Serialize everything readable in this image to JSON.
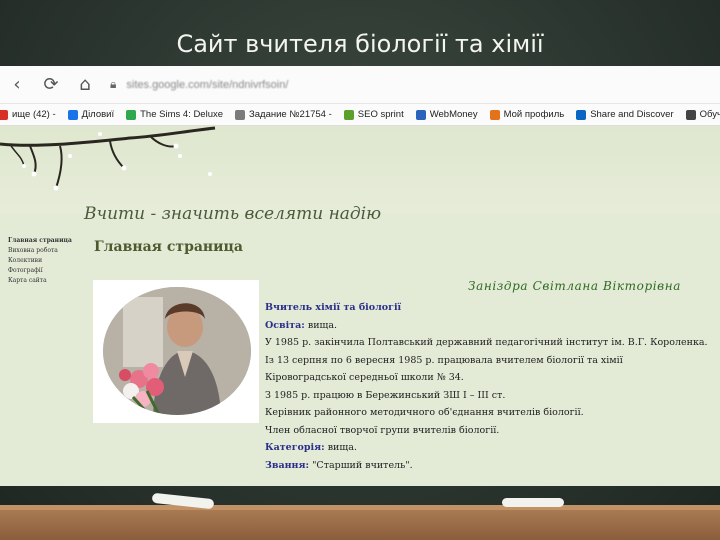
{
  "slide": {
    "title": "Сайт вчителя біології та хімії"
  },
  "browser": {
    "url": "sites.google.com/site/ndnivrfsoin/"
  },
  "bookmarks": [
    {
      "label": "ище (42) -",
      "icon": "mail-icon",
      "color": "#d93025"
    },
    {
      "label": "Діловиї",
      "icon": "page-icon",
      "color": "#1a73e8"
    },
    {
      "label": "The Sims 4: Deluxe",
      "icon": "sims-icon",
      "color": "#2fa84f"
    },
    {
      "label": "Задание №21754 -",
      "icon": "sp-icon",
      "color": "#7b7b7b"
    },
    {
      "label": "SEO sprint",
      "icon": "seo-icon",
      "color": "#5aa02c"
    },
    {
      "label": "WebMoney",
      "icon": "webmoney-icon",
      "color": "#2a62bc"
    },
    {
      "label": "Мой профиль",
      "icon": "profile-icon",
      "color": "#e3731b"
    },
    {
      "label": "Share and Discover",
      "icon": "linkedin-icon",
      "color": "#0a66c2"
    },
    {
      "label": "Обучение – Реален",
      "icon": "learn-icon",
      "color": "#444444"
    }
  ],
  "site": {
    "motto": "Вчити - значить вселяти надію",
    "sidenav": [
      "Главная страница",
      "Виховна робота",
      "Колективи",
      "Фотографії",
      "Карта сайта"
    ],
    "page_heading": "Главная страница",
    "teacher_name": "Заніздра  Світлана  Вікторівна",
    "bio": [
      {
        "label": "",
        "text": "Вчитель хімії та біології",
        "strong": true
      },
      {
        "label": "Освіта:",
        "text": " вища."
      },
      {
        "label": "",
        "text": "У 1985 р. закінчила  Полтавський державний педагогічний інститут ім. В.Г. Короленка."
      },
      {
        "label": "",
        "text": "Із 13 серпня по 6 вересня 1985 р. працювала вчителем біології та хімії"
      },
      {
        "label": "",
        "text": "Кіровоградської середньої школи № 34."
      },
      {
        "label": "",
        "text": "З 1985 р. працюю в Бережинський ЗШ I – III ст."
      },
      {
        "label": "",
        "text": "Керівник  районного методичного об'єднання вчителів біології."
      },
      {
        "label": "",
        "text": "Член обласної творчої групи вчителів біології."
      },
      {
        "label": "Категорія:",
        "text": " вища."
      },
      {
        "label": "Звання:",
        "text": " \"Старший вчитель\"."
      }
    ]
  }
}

----------------------------------------

→ Written instruction: Copy out the records above in full, exactly as written, but not the pictures.

→ Output of the task:
Serialize everything readable in this image to JSON.
{
  "slide": {
    "title": "Сайт вчителя біології та хімії"
  },
  "browser": {
    "url": "sites.google.com/site/ndnivrfsoin/"
  },
  "bookmarks": [
    {
      "label": "ище (42) -",
      "icon": "mail-icon",
      "color": "#d93025"
    },
    {
      "label": "Діловиї",
      "icon": "page-icon",
      "color": "#1a73e8"
    },
    {
      "label": "The Sims 4: Deluxe",
      "icon": "sims-icon",
      "color": "#2fa84f"
    },
    {
      "label": "Задание №21754 -",
      "icon": "sp-icon",
      "color": "#7b7b7b"
    },
    {
      "label": "SEO sprint",
      "icon": "seo-icon",
      "color": "#5aa02c"
    },
    {
      "label": "WebMoney",
      "icon": "webmoney-icon",
      "color": "#2a62bc"
    },
    {
      "label": "Мой профиль",
      "icon": "profile-icon",
      "color": "#e3731b"
    },
    {
      "label": "Share and Discover",
      "icon": "linkedin-icon",
      "color": "#0a66c2"
    },
    {
      "label": "Обучение – Реален",
      "icon": "learn-icon",
      "color": "#444444"
    }
  ],
  "site": {
    "motto": "Вчити - значить вселяти надію",
    "sidenav": [
      "Главная страница",
      "Виховна робота",
      "Колективи",
      "Фотографії",
      "Карта сайта"
    ],
    "page_heading": "Главная страница",
    "teacher_name": "Заніздра  Світлана  Вікторівна",
    "bio": [
      {
        "label": "",
        "text": "Вчитель хімії та біології",
        "strong": true
      },
      {
        "label": "Освіта:",
        "text": " вища."
      },
      {
        "label": "",
        "text": "У 1985 р. закінчила  Полтавський державний педагогічний інститут ім. В.Г. Короленка."
      },
      {
        "label": "",
        "text": "Із 13 серпня по 6 вересня 1985 р. працювала вчителем біології та хімії"
      },
      {
        "label": "",
        "text": "Кіровоградської середньої школи № 34."
      },
      {
        "label": "",
        "text": "З 1985 р. працюю в Бережинський ЗШ I – III ст."
      },
      {
        "label": "",
        "text": "Керівник  районного методичного об'єднання вчителів біології."
      },
      {
        "label": "",
        "text": "Член обласної творчої групи вчителів біології."
      },
      {
        "label": "Категорія:",
        "text": " вища."
      },
      {
        "label": "Звання:",
        "text": " \"Старший вчитель\"."
      }
    ]
  }
}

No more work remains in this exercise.